- Challenge: Sort through the entries below and pull out lines containing the word "Model".

- The input:
==============================

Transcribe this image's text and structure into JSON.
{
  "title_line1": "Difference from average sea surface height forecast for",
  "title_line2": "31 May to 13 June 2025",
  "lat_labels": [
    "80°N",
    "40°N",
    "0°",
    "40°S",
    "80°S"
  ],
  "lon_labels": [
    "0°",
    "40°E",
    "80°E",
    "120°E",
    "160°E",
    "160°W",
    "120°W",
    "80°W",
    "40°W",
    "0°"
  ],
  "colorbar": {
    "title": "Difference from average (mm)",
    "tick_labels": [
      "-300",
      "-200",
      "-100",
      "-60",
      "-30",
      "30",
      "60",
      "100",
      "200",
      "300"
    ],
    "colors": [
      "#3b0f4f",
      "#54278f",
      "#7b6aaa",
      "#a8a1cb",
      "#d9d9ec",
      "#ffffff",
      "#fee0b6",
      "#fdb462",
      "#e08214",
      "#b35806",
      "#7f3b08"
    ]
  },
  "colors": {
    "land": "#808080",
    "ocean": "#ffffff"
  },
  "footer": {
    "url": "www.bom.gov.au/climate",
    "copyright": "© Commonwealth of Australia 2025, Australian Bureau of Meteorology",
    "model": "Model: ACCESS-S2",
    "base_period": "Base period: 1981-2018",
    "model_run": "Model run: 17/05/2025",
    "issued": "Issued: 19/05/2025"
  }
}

==============================

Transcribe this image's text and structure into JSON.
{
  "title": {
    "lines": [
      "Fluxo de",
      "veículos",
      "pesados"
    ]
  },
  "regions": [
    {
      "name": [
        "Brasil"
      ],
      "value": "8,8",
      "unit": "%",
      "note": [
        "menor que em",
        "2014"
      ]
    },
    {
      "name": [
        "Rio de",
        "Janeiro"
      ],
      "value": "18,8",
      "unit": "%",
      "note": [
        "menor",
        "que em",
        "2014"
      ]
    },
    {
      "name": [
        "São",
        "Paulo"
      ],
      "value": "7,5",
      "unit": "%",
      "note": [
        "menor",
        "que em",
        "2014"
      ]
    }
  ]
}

==============================

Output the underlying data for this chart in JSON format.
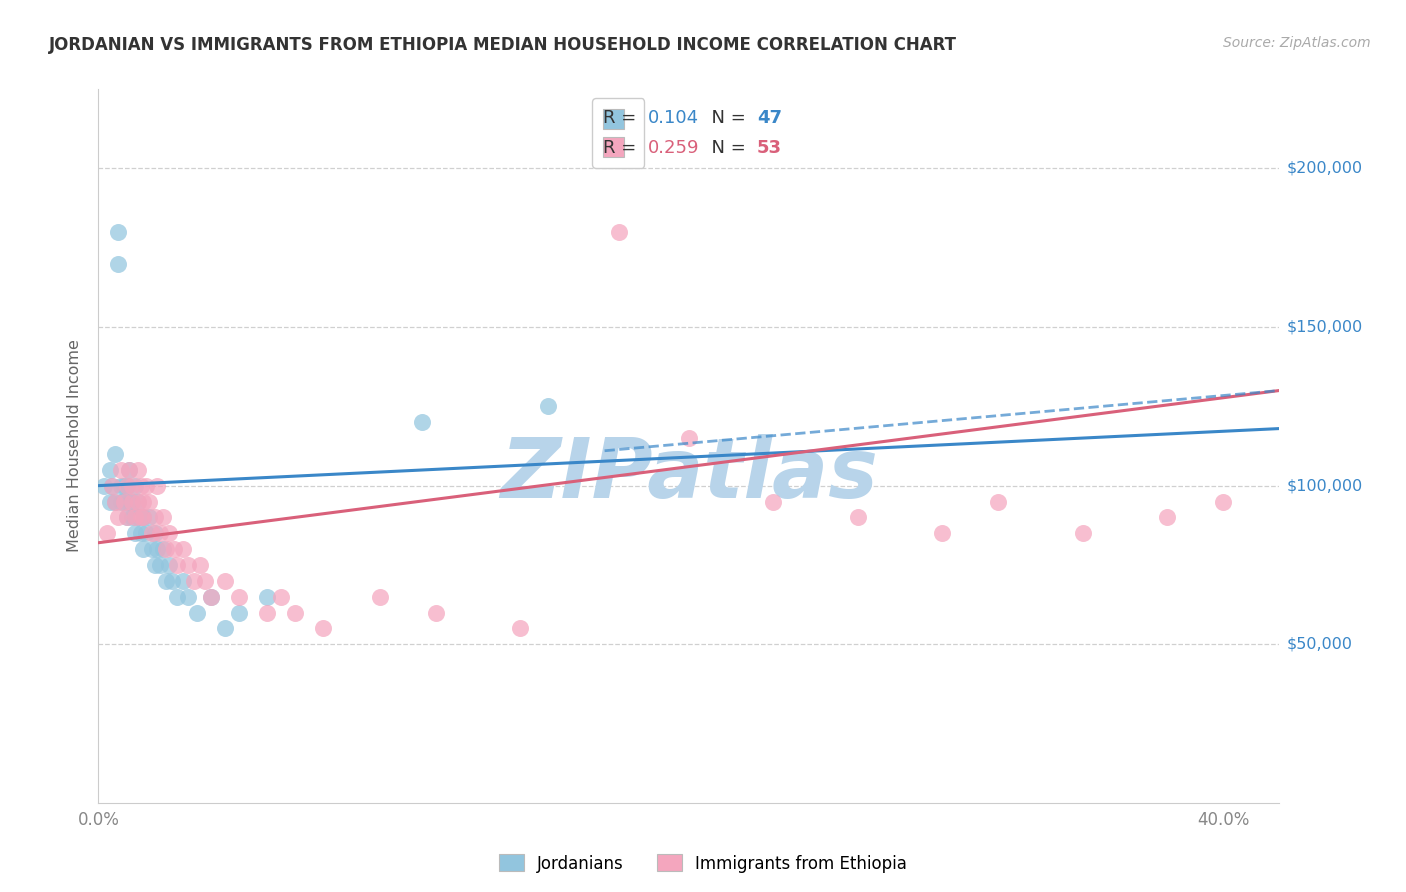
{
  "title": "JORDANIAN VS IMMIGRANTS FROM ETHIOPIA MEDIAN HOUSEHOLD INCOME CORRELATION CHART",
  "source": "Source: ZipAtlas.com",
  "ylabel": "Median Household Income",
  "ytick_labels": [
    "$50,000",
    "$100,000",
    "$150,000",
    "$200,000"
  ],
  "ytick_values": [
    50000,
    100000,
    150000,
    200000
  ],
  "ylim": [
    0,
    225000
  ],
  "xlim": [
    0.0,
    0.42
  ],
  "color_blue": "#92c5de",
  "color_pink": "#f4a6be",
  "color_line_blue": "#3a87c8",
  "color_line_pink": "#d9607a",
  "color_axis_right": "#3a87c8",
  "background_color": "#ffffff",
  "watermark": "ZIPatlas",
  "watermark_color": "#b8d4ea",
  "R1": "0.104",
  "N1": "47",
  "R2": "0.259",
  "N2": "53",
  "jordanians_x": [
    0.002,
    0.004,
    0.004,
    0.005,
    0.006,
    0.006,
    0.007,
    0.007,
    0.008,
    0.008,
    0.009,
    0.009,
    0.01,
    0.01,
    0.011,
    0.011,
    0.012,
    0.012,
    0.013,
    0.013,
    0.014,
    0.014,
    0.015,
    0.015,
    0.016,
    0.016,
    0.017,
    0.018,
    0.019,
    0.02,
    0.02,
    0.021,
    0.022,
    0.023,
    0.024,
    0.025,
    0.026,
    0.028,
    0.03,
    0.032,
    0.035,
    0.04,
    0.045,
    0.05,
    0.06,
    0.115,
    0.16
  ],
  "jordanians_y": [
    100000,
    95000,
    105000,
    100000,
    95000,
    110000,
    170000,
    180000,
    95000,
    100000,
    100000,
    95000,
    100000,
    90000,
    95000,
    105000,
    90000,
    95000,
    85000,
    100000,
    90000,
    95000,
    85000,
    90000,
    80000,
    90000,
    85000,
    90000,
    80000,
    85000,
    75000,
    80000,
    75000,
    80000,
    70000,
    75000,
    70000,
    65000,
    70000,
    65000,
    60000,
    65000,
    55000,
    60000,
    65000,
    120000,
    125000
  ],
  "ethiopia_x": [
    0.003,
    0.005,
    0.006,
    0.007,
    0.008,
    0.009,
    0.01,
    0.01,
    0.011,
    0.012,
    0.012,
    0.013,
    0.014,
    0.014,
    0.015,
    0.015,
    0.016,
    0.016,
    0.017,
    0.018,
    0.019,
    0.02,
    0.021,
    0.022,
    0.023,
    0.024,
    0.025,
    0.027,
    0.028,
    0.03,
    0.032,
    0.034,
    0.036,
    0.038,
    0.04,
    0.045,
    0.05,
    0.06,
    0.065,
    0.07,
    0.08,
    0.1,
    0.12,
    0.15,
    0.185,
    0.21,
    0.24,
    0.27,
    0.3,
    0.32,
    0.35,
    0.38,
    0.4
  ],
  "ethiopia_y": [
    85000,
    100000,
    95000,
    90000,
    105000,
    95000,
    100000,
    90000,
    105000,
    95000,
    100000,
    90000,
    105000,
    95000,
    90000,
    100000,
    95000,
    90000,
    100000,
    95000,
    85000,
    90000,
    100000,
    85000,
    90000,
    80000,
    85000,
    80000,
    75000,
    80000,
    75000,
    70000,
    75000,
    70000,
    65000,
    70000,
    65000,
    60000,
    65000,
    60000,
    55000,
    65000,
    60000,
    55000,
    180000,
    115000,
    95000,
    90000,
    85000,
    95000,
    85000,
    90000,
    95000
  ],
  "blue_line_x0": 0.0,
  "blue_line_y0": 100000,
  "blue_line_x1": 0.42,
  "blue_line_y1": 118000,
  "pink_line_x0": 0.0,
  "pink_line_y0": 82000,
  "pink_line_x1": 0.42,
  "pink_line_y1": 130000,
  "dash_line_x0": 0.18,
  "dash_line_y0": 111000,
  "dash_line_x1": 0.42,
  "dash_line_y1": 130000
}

==============================

- Problem solution:
    "model": "Model: ACCESS-S2",
    "model_run": "Model run: 17/05/2025",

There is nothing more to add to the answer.